## Problem to solve
Search the data for the string "conveniences" and gather each line it is in.

## Records for the task

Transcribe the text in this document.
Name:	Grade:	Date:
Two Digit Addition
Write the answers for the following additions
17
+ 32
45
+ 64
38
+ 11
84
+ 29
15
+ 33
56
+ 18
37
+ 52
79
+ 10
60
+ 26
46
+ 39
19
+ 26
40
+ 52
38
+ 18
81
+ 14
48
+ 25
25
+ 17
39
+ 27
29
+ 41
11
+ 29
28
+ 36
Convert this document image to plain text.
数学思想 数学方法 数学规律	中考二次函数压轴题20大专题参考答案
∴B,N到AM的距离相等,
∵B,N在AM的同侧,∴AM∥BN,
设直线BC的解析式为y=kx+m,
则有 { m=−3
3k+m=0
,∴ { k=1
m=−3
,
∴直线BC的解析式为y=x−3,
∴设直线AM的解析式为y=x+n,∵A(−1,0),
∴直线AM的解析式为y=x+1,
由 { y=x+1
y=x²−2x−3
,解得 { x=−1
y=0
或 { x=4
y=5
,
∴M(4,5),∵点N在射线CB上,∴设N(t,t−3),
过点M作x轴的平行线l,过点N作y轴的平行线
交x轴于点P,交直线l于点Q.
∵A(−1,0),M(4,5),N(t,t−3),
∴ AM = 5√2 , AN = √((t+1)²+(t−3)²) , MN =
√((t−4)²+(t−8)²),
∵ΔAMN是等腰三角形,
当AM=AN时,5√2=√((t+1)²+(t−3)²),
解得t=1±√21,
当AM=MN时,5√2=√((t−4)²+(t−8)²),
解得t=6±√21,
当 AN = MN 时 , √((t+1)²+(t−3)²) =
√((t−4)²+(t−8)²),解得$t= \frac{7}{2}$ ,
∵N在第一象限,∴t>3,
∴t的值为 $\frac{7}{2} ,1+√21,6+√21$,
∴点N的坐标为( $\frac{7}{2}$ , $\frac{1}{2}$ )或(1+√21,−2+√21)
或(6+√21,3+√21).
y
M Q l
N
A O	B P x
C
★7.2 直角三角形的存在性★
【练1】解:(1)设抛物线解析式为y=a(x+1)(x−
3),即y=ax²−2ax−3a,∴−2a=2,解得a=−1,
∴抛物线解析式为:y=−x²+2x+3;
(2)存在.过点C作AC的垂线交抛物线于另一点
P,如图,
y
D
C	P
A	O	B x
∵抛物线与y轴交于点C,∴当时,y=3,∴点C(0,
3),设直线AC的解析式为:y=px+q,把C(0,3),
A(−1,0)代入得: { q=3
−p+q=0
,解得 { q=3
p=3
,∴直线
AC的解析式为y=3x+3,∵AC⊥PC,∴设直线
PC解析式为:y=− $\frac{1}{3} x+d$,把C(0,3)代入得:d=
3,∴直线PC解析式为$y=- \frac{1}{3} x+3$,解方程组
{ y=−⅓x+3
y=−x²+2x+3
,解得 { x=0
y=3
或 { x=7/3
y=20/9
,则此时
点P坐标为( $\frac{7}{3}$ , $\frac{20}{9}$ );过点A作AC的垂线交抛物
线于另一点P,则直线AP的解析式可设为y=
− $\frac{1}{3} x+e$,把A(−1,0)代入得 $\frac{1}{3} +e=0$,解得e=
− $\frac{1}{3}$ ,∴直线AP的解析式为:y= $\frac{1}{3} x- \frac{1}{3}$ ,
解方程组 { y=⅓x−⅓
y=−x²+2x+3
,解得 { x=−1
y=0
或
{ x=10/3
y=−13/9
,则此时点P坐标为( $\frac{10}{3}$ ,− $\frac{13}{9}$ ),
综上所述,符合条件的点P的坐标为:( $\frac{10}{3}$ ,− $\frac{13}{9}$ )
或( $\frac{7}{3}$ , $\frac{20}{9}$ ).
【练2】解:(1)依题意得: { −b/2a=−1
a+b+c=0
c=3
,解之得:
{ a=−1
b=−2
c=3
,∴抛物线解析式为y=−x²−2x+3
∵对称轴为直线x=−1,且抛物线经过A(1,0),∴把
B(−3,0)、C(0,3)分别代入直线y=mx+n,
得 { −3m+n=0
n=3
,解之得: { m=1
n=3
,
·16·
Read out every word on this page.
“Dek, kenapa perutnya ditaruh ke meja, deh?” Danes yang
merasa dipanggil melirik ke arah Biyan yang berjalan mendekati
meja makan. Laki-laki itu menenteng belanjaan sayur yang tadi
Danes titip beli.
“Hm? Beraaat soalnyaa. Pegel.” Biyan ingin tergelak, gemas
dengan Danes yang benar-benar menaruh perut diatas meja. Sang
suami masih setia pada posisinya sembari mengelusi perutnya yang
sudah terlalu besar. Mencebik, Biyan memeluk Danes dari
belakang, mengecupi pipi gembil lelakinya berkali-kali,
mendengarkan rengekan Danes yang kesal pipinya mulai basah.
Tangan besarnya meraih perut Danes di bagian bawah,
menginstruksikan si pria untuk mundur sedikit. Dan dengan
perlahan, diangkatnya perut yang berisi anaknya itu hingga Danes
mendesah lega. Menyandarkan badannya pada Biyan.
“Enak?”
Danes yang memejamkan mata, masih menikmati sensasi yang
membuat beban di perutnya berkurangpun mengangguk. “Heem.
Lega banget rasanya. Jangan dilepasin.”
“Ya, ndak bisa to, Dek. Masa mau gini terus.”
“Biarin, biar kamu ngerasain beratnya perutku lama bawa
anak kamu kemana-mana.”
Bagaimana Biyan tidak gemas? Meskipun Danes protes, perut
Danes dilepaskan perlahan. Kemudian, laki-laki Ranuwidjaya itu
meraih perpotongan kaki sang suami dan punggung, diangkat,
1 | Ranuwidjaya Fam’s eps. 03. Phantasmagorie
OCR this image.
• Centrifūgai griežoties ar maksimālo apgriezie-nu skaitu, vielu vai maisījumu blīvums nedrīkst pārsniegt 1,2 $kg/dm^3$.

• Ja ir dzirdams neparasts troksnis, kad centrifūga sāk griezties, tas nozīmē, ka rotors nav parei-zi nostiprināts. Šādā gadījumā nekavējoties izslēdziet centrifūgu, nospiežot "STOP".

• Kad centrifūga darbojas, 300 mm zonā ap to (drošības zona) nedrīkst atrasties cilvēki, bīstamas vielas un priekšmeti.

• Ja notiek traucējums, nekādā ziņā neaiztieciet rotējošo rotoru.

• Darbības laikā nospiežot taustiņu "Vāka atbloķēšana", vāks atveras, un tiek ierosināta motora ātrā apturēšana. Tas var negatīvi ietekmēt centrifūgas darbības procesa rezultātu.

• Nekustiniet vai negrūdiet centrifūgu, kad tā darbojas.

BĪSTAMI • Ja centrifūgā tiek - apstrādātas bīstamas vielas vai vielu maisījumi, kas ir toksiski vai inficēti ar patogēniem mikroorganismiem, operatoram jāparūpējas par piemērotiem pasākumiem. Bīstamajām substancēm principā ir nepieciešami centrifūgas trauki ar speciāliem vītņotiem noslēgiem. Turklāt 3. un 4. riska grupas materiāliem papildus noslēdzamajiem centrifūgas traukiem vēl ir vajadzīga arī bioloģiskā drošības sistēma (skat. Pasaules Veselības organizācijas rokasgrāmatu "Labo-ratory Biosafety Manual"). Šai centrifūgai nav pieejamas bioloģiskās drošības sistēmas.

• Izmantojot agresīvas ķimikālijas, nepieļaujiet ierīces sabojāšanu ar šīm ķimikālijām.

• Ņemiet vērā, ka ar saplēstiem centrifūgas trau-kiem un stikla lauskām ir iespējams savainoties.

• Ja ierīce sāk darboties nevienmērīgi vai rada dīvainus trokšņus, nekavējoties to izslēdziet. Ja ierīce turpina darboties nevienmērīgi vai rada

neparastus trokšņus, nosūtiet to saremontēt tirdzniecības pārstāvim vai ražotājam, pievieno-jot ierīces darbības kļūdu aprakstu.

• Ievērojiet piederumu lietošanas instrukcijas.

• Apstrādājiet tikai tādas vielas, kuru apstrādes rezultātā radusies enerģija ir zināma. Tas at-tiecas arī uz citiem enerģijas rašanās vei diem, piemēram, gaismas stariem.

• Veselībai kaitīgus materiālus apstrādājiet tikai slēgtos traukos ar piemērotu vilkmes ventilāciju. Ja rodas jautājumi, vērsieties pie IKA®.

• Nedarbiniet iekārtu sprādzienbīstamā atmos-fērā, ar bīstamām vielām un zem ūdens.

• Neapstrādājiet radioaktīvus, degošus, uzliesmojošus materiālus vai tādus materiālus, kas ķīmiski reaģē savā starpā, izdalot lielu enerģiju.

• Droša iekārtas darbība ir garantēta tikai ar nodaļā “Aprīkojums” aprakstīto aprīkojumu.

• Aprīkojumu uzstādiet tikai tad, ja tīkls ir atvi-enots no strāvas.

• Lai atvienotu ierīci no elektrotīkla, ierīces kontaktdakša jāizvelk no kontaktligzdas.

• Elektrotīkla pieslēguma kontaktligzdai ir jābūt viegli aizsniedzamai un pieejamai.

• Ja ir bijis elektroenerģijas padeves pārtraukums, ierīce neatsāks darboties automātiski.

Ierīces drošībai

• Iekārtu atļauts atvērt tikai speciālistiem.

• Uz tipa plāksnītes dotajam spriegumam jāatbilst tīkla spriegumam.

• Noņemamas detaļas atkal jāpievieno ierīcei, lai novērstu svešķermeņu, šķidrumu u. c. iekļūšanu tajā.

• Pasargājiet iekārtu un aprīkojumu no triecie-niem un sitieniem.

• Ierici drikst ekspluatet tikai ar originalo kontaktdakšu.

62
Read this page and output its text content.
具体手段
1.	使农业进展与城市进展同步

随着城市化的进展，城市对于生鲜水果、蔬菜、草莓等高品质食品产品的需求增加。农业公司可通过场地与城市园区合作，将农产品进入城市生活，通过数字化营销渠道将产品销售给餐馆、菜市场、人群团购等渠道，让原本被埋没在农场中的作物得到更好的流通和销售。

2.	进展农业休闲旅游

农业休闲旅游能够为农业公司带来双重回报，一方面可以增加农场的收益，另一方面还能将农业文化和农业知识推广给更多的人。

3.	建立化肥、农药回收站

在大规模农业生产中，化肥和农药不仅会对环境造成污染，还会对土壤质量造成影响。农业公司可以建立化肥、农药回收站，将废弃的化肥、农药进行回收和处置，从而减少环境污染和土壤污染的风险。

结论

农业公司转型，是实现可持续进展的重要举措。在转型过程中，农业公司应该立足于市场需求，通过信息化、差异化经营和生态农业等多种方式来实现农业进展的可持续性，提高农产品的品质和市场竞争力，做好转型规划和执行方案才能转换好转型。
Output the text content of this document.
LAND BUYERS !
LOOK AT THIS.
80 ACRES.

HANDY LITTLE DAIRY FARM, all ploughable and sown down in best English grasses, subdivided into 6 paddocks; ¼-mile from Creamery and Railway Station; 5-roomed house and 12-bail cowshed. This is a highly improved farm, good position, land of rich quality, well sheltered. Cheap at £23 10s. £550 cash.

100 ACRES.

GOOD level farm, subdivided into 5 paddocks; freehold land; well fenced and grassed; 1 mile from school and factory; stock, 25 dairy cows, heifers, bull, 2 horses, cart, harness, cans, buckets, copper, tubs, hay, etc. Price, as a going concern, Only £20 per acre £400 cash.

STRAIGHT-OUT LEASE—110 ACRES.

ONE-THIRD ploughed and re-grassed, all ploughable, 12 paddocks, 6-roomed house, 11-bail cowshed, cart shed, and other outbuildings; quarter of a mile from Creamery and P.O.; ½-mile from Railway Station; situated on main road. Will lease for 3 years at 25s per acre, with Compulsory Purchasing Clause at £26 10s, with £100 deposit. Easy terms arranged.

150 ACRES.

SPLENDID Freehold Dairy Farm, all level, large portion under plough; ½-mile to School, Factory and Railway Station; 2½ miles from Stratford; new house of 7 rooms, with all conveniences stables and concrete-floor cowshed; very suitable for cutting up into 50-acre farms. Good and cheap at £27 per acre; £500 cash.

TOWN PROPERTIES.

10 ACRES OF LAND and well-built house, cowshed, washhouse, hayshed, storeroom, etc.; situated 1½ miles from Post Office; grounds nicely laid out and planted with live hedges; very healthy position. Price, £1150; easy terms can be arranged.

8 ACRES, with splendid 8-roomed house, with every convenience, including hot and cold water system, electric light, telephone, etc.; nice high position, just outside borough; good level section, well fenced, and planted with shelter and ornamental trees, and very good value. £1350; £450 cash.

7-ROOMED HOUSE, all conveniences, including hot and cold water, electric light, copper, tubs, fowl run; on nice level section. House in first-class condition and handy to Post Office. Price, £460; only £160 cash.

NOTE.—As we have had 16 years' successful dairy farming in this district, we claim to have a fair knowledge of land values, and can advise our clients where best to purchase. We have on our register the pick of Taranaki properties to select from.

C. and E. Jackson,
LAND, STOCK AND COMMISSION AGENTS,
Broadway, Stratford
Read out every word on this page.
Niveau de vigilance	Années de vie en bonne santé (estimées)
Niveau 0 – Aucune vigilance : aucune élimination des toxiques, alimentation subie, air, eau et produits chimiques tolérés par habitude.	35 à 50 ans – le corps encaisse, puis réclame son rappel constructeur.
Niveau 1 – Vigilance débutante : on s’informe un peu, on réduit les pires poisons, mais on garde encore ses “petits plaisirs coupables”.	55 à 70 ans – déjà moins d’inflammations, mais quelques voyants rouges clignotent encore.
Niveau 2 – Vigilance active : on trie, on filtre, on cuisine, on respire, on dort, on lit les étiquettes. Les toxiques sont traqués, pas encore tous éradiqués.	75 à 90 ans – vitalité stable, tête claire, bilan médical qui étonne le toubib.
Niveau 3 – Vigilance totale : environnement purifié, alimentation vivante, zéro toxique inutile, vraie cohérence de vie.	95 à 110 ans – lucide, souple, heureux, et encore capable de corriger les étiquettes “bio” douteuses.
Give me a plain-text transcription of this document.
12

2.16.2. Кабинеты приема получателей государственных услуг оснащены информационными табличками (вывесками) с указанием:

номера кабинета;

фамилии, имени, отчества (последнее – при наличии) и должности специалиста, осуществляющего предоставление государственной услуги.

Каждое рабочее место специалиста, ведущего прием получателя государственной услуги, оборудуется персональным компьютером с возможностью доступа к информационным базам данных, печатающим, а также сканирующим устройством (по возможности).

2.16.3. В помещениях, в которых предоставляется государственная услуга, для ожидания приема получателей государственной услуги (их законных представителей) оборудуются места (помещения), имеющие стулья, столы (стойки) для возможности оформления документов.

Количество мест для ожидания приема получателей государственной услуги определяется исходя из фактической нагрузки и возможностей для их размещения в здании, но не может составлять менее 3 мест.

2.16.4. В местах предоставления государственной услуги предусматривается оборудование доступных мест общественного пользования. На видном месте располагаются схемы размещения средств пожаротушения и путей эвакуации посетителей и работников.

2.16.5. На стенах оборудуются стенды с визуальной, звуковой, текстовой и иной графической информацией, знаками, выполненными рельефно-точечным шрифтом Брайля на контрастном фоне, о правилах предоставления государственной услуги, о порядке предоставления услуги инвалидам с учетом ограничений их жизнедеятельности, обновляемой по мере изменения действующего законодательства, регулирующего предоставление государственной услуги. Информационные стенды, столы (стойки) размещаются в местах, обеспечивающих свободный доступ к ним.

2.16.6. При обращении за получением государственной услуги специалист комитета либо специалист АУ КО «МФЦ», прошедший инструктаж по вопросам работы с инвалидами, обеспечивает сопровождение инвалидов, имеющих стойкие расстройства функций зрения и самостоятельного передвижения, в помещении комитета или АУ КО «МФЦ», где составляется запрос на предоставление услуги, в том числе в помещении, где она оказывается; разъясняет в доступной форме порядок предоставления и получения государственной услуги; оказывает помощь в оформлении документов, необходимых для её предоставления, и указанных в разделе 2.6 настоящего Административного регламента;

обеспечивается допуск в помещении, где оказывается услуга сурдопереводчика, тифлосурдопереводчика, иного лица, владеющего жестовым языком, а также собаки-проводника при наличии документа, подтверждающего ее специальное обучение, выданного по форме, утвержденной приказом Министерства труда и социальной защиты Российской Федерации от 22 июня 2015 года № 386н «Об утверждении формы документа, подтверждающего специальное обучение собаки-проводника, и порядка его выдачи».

## Output for this task
SPLENDID Freehold Dairy Farm, all level, large portion under plough; ½-mile to School, Factory and Railway Station; 2½ miles from Stratford; new house of 7 rooms, with all conveniences stables and concrete-floor cowshed; very suitable for cutting up into 50-acre farms. Good and cheap at £27 per acre; £500 cash.
7-ROOMED HOUSE, all conveniences, including hot and cold water, electric light, copper, tubs, fowl run; on nice level section. House in first-class condition and handy to Post Office. Price, £460; only £160 cash.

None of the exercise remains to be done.